§ **Exercise brief**: Reproduce every line of the records below verbatim, omitting the pictures from your answer.
[START]
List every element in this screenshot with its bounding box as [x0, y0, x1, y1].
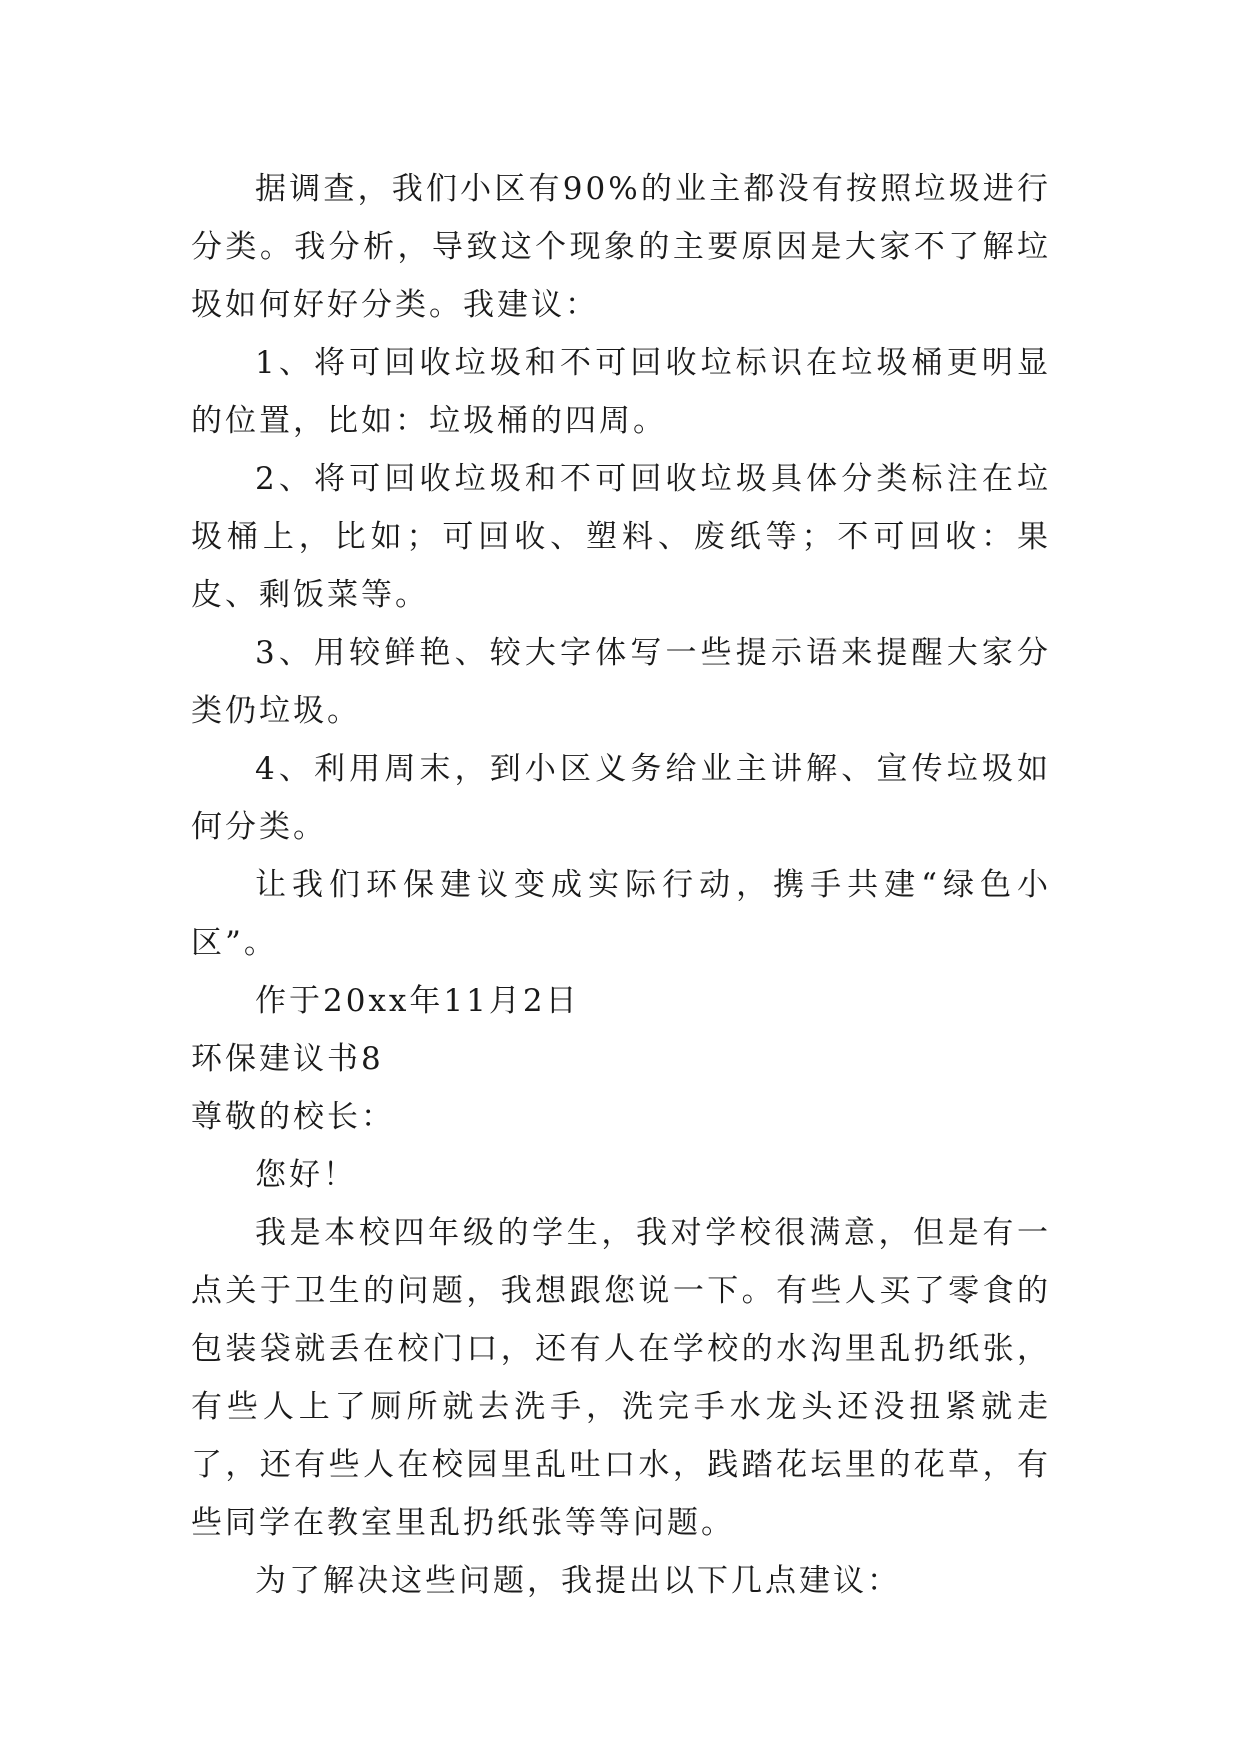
salutation: 尊敬的校长：	[191, 1099, 395, 1135]
paragraph-suggestion-1: 1、将可回收垃圾和不可回收垃标识在垃圾桶更明显的位置，比如：垃圾桶的四周。	[191, 345, 1051, 439]
greeting: 您好！	[255, 1157, 357, 1193]
paragraph-suggestion-4: 4、利用周末，到小区义务给业主讲解、宣传垃圾如何分类。	[191, 751, 1051, 845]
paragraph-suggestion-3: 3、用较鲜艳、较大字体写一些提示语来提醒大家分类仍垃圾。	[191, 635, 1051, 729]
document-body	[191, 160, 1051, 1610]
paragraph-survey: 据调查，我们小区有90%的业主都没有按照垃圾进行分类。我分析，导致这个现象的主要原因是大家不了解垃圾如何好好分类。我建议：	[191, 171, 1051, 323]
paragraph-proposal-intro: 为了解决这些问题，我提出以下几点建议：	[255, 1563, 901, 1599]
paragraph-date: 作于20xx年11月2日	[255, 983, 580, 1019]
paragraph-call-to-action: 让我们环保建议变成实际行动，携手共建“绿色小区”。	[191, 867, 1051, 961]
section-heading: 环保建议书8	[191, 1041, 384, 1077]
paragraph-problems: 我是本校四年级的学生，我对学校很满意，但是有一点关于卫生的问题，我想跟您说一下。有些人买了零食的包装袋就丢在校门口，还有人在学校的水沟里乱扔纸张，有些人上了厕所就去洗手，洗完手水龙头还没扭紧就走了，还有些人在校园里乱吐口水，践踏花坛里的花草，有些同学在教室里乱扔纸张等等问题。	[191, 1215, 1051, 1541]
paragraph-suggestion-2: 2、将可回收垃圾和不可回收垃圾具体分类标注在垃圾桶上，比如；可回收、塑料、废纸等；不可回收：果皮、剩饭菜等。	[191, 461, 1051, 613]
[END]
§ **Final result**:
List every element in this screenshot with its bounding box as [x0, y0, x1, y1].
salutation: 尊敬的校长：	[191, 1099, 395, 1135]
paragraph-suggestion-1: 1、将可回收垃圾和不可回收垃标识在垃圾桶更明显的位置，比如：垃圾桶的四周。	[191, 345, 1051, 439]
greeting: 您好！	[255, 1157, 357, 1193]
paragraph-suggestion-4: 4、利用周末，到小区义务给业主讲解、宣传垃圾如何分类。	[191, 751, 1051, 845]
paragraph-suggestion-3: 3、用较鲜艳、较大字体写一些提示语来提醒大家分类仍垃圾。	[191, 635, 1051, 729]
document-body	[191, 160, 1051, 1610]
paragraph-survey: 据调查，我们小区有90%的业主都没有按照垃圾进行分类。我分析，导致这个现象的主要原因是大家不了解垃圾如何好好分类。我建议：	[191, 171, 1051, 323]
paragraph-proposal-intro: 为了解决这些问题，我提出以下几点建议：	[255, 1563, 901, 1599]
paragraph-date: 作于20xx年11月2日	[255, 983, 580, 1019]
paragraph-call-to-action: 让我们环保建议变成实际行动，携手共建“绿色小区”。	[191, 867, 1051, 961]
section-heading: 环保建议书8	[191, 1041, 384, 1077]
paragraph-problems: 我是本校四年级的学生，我对学校很满意，但是有一点关于卫生的问题，我想跟您说一下。有些人买了零食的包装袋就丢在校门口，还有人在学校的水沟里乱扔纸张，有些人上了厕所就去洗手，洗完手水龙头还没扭紧就走了，还有些人在校园里乱吐口水，践踏花坛里的花草，有些同学在教室里乱扔纸张等等问题。	[191, 1215, 1051, 1541]
paragraph-suggestion-2: 2、将可回收垃圾和不可回收垃圾具体分类标注在垃圾桶上，比如；可回收、塑料、废纸等；不可回收：果皮、剩饭菜等。	[191, 461, 1051, 613]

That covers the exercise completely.